(Tareas por hacer)
#1 Enumera todas las actividades que, según el texto sobre la violencia en la pareja y la familia, previenen que el uso de la violencia en la relación sea continuo.
#2 Actualiza el fragmento del texto sobre la violencia en la pareja y la familia que empieza en las palabras "Por si esto" y termina después de "con la suya.", cambiando "victimario" por "agresor".

(Texto proporcionado)
---

En algunos libros que hay sobre terapia de pareja y familia se afirma que uno de los factores que muchas veces ayuda a que las personas que tienden a reaccionar violentamente logren contenerse es el de la discontinuidad en sus relaciones. Esto quiere decir que el ir a trabajar, distraerse fuera de casa con otras personas, practicar algún deporte o, simplemente salir al súper o a ver una película son actividades que previenen que el uso de la violencia en la relación sea continuo. Pero justamente la pandemia nos ha obligado a mantener la continuidad permanente de las relaciones y con ello a la posibilidad de que se reactiven las reacciones violentas en mayor grado, frecuencia e intensidad.

Por si esto fuera poco, una de las características más importantes de las familias en las que existen comportamientos violentos es la de mantenerse aislados, como un sistema cerrado en el que se limita y excluye en la medida de lo posible el contacto con otras personas, así sean colegas, amigos o familia. El victimario siempre encuentra un mejor espacio para ejercer la violencia si no hay gente alrededor y si la pareja y los hijos no tienen a quién acudir. La presencia de un “tercero” en muchas ocasiones tiene la función de contener la realización actual de la violencia. Así que, ante la situación de encierro en la que viven la mayoría de las familias en estos momentos y ante la imposibilidad de denunciar la violencia, así sea a los familiares o amigos más cercanos, resulta más fácil para el perpetrador salirse con la suya.

---

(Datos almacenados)
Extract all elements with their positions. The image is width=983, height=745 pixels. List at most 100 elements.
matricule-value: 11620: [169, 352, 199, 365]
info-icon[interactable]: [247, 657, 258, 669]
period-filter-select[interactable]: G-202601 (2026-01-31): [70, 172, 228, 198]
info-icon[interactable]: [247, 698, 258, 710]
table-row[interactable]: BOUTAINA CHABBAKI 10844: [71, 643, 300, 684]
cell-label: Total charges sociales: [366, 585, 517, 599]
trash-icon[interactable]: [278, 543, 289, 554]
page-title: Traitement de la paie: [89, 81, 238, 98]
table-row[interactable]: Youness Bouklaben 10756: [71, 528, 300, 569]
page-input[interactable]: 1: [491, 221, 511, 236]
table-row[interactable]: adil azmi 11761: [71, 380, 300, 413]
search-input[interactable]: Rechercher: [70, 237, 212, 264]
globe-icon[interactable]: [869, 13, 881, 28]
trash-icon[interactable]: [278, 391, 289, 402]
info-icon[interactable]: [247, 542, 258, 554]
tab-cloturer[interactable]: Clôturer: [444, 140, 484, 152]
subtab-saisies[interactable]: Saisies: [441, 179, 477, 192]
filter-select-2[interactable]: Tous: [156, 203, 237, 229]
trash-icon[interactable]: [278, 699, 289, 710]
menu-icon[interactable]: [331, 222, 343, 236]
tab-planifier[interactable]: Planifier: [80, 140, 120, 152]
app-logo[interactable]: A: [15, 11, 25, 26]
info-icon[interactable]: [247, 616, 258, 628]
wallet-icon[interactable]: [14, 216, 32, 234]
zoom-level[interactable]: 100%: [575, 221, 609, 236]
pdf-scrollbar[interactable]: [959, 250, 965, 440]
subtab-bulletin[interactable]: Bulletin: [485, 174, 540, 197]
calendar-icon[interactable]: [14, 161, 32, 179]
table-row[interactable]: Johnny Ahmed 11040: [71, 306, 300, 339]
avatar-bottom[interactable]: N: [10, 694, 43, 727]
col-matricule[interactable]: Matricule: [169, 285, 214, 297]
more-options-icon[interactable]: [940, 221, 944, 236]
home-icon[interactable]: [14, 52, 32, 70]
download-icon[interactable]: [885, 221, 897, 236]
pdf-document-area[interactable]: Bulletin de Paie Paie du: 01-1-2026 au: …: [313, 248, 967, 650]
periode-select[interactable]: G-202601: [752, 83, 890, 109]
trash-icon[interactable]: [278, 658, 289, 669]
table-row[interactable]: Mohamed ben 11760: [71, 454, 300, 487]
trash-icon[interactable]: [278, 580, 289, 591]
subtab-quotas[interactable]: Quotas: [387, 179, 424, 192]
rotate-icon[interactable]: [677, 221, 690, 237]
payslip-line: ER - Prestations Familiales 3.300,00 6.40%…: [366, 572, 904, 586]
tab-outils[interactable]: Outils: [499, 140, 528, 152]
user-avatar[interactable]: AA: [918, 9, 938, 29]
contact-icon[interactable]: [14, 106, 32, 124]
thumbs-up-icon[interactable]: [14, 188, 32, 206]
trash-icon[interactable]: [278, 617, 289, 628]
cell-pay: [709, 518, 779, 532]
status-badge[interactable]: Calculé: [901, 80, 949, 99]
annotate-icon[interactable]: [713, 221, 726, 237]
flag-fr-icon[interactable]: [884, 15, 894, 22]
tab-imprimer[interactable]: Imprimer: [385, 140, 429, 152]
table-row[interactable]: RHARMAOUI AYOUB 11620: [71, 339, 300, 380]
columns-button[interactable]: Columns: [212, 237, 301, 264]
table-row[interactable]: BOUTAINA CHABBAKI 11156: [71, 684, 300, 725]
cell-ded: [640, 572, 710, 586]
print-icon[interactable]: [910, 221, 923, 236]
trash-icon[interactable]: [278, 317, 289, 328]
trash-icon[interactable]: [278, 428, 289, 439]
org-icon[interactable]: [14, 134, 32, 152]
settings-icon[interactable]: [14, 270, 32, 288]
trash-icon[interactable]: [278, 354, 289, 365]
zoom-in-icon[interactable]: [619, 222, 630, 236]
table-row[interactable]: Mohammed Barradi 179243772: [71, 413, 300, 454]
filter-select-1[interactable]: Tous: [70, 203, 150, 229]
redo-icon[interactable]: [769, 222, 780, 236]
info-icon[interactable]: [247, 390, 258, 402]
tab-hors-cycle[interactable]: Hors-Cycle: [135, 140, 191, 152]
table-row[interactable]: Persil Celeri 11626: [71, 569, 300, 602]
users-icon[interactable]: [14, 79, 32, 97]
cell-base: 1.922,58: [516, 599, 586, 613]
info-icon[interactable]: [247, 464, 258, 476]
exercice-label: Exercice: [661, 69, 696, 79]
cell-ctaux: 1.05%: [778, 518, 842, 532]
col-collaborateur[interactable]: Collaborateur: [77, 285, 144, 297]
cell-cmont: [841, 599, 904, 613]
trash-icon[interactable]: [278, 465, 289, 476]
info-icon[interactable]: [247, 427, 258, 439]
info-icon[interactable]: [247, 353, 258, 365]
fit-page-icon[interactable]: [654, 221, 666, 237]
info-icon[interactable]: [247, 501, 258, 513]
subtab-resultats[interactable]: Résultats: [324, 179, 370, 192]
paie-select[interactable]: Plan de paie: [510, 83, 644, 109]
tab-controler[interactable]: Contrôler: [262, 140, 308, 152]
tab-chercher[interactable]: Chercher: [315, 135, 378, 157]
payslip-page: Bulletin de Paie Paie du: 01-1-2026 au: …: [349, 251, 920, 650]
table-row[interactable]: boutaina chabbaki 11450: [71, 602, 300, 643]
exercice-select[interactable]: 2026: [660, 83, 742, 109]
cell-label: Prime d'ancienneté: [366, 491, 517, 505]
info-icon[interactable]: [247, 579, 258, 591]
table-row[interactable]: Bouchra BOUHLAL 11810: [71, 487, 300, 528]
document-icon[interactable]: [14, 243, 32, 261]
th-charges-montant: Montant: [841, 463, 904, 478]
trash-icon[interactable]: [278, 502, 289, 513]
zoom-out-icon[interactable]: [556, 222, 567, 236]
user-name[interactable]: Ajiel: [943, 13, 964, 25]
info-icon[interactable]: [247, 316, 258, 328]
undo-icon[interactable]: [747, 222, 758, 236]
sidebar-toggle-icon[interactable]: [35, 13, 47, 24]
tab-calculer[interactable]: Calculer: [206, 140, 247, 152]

---

(Respuestas por tarea)
#1
- Ir a trabajar
- Distraerse fuera de casa con otras personas
- Practicar algún deporte
- Salir al súper
- Salir a ver una película

#2
Por si esto fuera poco, una de las características más importantes de las familias en las que existen comportamientos violentos es la de mantenerse aislados, como un sistema cerrado en el que se limita y excluye en la medida de lo posible el contacto con otras personas, así sean colegas, amigos o familia. El agresor siempre encuentra un mejor espacio para ejercer la violencia si no hay gente alrededor y si la pareja y los hijos no tienen a quién acudir. La presencia de un “tercero” en muchas ocasiones tiene la función de contener la realización actual de la violencia. Así que, ante la situación de encierro en la que viven la mayoría de las familias en estos momentos y ante la imposibilidad de denunciar la violencia, así sea a los familiares o amigos más cercanos, resulta más fácil para el perpetrador salirse con la suya.